■ **EXERCISE GOAL**
Single out the lines of the material that contain "this" and copy them.

[Records from a data collection]
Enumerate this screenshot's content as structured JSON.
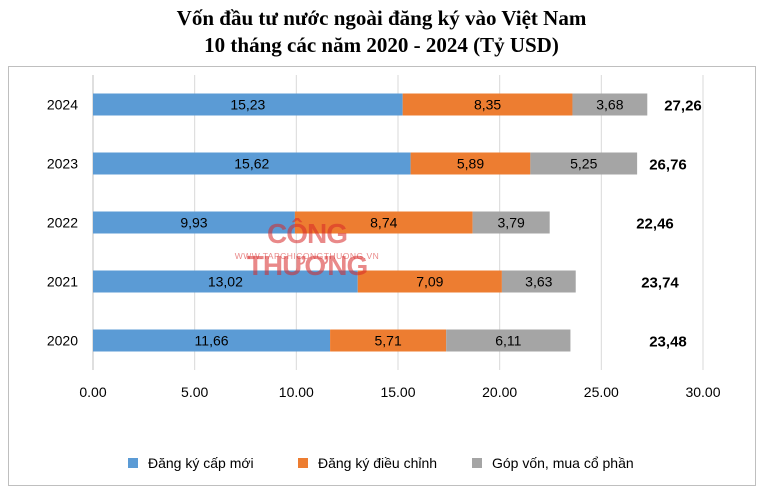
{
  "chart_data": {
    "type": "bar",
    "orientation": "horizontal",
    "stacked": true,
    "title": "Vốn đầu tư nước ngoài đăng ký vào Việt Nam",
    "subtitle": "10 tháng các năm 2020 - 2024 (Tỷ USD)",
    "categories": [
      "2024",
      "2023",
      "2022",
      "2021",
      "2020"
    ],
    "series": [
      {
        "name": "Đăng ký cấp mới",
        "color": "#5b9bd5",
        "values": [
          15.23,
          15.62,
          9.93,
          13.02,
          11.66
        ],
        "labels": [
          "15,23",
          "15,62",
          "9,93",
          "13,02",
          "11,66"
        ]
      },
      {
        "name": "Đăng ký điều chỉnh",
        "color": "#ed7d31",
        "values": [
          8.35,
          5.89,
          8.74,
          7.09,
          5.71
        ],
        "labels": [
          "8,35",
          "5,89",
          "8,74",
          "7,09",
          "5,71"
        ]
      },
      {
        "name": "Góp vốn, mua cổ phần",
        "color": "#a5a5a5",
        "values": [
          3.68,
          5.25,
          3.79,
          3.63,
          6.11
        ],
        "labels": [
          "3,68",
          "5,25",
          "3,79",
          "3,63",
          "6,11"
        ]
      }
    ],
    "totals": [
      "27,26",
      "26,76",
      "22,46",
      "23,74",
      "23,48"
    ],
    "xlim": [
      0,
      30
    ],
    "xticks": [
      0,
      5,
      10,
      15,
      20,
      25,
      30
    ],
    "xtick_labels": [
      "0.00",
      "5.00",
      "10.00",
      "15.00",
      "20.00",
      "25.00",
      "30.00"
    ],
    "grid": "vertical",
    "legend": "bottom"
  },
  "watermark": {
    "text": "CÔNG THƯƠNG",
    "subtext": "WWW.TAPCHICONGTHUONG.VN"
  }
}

...

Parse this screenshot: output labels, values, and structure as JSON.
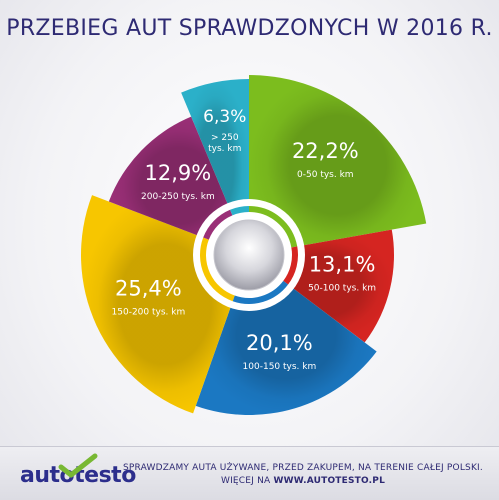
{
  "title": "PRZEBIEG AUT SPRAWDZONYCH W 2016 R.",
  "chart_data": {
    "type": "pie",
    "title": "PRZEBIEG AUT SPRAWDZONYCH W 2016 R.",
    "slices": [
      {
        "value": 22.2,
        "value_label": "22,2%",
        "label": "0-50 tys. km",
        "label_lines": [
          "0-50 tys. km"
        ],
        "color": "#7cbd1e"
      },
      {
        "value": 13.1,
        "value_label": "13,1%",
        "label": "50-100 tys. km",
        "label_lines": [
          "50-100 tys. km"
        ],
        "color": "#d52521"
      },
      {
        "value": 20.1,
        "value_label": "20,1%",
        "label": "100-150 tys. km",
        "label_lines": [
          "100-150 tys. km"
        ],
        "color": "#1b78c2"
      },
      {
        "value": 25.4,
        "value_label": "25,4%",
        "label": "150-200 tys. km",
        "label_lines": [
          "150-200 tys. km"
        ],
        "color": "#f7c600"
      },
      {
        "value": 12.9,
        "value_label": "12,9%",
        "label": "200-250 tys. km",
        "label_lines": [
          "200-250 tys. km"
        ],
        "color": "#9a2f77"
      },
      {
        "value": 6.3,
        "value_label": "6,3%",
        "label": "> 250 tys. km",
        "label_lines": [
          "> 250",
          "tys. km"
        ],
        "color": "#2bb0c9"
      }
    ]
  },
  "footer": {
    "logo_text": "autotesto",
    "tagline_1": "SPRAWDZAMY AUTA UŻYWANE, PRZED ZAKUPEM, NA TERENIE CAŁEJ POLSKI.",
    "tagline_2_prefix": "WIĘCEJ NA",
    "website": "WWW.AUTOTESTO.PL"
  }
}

■ **TASK RESULT**
Enumerate this screenshot's content as structured JSON.
Parse this screenshot: output labels, values, and structure as JSON.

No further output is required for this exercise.